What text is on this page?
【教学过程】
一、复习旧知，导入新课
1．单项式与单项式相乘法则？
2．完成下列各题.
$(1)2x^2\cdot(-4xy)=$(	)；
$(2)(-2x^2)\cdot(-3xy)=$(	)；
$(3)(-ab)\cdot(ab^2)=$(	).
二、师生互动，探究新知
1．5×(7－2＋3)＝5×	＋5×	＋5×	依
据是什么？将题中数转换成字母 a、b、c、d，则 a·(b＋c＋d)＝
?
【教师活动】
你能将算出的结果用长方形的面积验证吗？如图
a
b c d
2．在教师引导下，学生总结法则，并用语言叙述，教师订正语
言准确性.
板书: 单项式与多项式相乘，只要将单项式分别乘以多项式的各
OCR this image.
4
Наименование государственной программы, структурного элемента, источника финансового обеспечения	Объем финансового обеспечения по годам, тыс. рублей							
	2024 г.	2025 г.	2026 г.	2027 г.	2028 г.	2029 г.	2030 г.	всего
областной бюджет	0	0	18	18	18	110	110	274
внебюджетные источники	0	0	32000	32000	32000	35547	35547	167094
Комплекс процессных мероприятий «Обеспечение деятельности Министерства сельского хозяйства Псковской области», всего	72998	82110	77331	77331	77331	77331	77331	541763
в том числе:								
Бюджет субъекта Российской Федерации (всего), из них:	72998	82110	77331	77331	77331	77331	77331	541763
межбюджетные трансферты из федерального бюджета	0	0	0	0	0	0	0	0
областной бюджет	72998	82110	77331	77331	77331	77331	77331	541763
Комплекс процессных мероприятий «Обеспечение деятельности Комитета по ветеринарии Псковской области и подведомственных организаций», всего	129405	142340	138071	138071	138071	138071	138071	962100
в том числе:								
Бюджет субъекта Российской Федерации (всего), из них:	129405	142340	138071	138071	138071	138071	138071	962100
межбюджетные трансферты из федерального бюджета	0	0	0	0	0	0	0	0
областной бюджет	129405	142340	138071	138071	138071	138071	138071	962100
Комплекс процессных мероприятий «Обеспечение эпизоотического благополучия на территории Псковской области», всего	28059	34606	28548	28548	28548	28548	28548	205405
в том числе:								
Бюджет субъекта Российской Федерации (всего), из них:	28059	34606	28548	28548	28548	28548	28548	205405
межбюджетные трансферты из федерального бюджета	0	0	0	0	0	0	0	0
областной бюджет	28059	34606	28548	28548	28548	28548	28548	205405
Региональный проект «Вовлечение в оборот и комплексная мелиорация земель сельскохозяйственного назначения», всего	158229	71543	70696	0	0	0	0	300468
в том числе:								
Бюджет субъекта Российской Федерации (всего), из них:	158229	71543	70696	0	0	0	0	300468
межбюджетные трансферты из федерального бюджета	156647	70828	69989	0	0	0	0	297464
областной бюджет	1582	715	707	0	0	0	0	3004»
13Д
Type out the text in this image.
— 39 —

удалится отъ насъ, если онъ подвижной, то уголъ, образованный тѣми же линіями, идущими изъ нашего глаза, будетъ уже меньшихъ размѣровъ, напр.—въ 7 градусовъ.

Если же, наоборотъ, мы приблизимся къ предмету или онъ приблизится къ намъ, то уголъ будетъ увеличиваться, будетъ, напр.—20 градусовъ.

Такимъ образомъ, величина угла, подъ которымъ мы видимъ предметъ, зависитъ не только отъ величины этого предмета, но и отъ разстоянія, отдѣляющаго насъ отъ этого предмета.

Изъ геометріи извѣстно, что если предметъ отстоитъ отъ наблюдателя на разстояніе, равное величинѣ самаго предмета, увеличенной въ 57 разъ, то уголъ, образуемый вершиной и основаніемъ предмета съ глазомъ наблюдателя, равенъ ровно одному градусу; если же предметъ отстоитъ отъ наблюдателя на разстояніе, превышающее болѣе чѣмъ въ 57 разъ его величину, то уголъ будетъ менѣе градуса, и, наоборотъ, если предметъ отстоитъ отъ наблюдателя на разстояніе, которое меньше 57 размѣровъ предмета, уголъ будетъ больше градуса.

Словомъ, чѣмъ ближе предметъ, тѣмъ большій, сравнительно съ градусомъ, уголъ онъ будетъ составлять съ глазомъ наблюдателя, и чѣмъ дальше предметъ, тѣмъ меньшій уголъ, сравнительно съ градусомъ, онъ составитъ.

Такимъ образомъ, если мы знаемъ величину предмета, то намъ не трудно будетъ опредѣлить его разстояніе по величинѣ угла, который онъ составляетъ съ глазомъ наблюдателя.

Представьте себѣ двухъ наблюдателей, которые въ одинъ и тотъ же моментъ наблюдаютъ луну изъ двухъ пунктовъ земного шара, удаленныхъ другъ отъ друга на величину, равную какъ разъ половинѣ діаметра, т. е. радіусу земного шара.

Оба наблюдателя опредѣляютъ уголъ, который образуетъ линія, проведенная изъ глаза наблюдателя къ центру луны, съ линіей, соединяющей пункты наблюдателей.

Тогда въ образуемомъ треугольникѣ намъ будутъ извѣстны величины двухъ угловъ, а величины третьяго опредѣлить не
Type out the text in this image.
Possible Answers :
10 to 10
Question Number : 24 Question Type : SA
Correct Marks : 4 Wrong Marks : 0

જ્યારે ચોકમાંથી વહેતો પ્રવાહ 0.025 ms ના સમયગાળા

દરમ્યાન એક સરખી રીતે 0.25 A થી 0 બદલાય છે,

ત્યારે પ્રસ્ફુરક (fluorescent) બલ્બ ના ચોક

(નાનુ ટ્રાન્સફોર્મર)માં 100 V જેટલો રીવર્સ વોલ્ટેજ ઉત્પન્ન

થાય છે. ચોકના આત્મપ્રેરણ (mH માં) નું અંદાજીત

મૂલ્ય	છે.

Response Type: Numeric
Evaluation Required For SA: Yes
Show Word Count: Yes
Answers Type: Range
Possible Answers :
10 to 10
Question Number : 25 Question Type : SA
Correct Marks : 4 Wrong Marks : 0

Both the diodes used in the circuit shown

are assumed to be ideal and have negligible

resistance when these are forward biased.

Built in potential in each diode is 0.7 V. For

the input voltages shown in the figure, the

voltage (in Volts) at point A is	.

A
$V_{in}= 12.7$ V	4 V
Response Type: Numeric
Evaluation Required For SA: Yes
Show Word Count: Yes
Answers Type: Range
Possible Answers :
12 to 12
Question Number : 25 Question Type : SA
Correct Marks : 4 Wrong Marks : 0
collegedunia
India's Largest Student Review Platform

> _Task directions_: Only lines holding the string "разстояніе" are wanted; gather each one from the entries above.

> _Response to the exercise_:
Изъ геометріи извѣстно, что если предметъ отстоитъ отъ наблюдателя на разстояніе, равное величинѣ самаго предмета, увеличенной въ 57 разъ, то уголъ, образуемый вершиной и основаніемъ предмета съ глазомъ наблюдателя, равенъ ровно одному градусу; если же предметъ отстоитъ отъ наблюдателя на разстояніе, превышающее болѣе чѣмъ въ 57 разъ его величину, то уголъ будетъ менѣе градуса, и, наоборотъ, если предметъ отстоитъ отъ наблюдателя на разстояніе, которое меньше 57 размѣровъ предмета, уголъ будетъ больше градуса.
Такимъ образомъ, если мы знаемъ величину предмета, то намъ не трудно будетъ опредѣлить его разстояніе по величинѣ угла, который онъ составляетъ съ глазомъ наблюдателя.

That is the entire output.